> **RECORDS**:
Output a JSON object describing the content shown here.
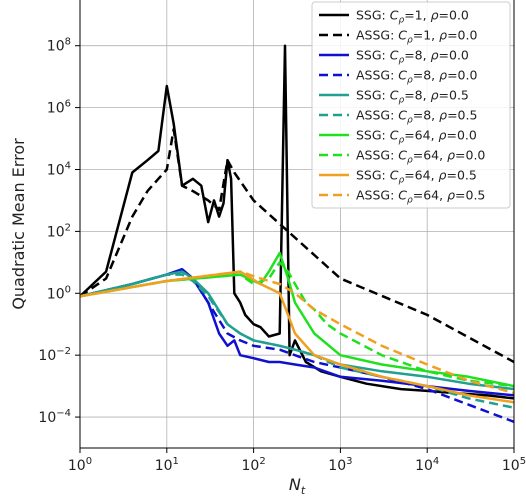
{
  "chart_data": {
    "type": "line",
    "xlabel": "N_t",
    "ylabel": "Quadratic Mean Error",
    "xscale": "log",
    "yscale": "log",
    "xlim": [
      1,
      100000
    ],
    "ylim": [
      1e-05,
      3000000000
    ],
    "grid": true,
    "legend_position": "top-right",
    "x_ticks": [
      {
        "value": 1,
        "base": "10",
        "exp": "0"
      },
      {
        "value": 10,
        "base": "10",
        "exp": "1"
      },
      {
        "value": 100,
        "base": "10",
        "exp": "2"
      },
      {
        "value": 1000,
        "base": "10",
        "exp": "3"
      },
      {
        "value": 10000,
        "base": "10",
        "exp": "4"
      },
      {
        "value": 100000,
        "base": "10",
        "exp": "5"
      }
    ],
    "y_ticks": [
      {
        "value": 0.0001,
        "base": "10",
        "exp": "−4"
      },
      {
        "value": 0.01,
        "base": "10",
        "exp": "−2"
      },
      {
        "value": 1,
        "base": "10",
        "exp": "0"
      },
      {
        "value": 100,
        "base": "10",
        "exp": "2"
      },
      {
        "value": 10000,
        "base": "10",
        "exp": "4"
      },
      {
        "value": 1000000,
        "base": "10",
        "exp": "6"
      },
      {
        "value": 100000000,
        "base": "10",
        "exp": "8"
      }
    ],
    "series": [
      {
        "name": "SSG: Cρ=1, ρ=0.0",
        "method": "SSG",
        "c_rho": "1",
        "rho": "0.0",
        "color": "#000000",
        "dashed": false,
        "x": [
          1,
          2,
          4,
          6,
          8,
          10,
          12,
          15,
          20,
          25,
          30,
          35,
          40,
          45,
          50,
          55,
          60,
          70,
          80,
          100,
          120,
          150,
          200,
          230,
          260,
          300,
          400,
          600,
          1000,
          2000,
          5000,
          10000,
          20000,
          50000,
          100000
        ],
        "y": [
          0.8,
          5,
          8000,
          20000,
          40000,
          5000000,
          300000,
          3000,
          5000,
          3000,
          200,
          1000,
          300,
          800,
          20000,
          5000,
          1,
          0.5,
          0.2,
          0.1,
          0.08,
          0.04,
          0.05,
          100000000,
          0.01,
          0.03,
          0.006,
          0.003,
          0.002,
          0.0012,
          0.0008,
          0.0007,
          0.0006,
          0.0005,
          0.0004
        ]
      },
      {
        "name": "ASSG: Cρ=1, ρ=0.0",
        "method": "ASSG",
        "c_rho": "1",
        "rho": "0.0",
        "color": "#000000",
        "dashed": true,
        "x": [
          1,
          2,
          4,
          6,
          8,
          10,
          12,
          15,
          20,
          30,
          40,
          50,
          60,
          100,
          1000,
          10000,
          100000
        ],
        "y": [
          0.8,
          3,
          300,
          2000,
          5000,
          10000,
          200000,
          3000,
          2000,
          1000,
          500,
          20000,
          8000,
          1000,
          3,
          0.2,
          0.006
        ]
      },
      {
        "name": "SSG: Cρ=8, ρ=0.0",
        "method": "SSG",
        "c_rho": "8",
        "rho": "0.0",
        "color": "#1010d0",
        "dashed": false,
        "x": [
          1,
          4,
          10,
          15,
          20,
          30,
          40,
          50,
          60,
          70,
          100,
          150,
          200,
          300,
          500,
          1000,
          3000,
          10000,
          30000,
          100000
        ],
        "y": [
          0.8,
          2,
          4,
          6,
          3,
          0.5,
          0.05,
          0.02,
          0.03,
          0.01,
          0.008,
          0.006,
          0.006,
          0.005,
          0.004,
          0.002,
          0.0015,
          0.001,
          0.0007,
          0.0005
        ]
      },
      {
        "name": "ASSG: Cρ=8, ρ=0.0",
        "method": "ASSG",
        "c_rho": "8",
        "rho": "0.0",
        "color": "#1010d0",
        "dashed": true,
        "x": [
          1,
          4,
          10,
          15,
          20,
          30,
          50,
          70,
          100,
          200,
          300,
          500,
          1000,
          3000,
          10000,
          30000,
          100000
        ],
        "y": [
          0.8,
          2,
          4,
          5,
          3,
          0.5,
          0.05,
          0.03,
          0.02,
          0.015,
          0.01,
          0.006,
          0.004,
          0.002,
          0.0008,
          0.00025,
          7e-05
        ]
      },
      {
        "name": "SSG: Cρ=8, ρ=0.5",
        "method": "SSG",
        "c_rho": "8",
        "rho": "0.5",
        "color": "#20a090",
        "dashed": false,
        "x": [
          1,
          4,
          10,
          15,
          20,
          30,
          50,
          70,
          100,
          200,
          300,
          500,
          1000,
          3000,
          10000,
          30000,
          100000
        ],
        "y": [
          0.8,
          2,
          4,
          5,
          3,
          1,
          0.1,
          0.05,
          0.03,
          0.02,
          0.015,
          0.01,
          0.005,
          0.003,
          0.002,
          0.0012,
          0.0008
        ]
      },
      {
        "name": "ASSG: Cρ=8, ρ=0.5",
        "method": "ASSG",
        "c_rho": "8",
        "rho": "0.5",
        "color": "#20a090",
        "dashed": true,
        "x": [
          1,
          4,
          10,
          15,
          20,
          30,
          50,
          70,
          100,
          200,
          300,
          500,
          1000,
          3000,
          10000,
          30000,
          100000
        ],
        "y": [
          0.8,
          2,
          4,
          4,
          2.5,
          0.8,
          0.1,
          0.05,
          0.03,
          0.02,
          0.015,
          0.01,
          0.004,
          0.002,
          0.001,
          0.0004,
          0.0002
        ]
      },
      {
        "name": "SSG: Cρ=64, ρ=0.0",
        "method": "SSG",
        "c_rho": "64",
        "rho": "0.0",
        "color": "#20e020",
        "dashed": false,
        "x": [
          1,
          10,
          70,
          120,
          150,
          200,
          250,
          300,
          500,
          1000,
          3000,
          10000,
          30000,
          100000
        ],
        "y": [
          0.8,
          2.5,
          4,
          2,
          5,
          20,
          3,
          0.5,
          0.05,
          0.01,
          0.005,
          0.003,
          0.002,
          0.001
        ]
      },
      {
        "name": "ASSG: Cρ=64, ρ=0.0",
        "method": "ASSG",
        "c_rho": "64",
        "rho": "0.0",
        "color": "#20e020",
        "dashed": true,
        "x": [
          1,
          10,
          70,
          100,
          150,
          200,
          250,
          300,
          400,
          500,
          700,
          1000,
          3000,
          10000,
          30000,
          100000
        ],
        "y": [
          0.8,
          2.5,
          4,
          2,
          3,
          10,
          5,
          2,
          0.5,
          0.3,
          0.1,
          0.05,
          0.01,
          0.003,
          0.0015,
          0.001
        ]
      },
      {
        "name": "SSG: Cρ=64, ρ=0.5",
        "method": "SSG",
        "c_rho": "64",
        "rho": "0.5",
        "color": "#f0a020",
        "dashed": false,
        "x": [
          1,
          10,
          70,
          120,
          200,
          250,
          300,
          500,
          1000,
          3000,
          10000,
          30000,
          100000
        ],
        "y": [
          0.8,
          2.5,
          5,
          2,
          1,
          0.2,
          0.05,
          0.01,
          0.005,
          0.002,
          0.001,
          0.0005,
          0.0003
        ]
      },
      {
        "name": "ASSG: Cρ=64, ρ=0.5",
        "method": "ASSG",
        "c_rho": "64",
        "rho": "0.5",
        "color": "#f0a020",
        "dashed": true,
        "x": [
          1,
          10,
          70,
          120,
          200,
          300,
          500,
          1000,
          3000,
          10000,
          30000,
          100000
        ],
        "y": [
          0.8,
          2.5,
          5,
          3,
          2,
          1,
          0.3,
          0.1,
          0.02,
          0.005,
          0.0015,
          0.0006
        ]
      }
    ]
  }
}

==

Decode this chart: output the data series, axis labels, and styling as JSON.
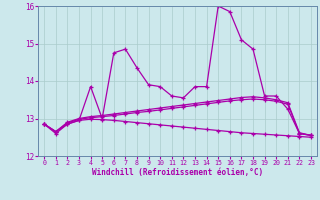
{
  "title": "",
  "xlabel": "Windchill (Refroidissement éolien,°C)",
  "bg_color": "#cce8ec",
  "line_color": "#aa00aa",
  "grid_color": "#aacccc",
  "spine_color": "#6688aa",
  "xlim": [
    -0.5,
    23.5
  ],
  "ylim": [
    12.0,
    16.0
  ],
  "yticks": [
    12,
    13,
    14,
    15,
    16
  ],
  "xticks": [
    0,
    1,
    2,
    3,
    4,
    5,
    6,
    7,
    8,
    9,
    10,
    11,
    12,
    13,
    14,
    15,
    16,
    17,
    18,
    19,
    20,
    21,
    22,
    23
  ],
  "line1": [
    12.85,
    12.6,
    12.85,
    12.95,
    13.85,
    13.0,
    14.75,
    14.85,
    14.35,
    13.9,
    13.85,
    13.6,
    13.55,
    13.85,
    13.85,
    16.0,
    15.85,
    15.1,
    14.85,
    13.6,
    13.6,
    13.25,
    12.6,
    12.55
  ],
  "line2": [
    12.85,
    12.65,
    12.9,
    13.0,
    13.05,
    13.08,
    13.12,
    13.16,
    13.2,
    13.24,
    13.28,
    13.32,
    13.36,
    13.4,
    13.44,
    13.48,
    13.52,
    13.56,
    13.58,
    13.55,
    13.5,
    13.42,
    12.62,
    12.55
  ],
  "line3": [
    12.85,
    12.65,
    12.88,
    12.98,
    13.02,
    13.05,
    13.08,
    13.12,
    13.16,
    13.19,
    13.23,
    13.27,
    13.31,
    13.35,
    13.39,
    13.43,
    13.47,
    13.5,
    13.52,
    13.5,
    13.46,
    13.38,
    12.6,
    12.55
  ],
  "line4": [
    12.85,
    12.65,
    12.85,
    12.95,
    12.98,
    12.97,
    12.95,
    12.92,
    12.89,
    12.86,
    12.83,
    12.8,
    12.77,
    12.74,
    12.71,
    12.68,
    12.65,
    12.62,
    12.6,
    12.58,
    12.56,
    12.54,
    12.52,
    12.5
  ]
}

> **TO DO**: Check each line of the records above for the string "JSON", and report every line that has it.

> **RESULT FOR THIS TASK**:
Output a JSON object describing the content shown here.
Decode this chart: output the data series, axis labels, and styling as JSON.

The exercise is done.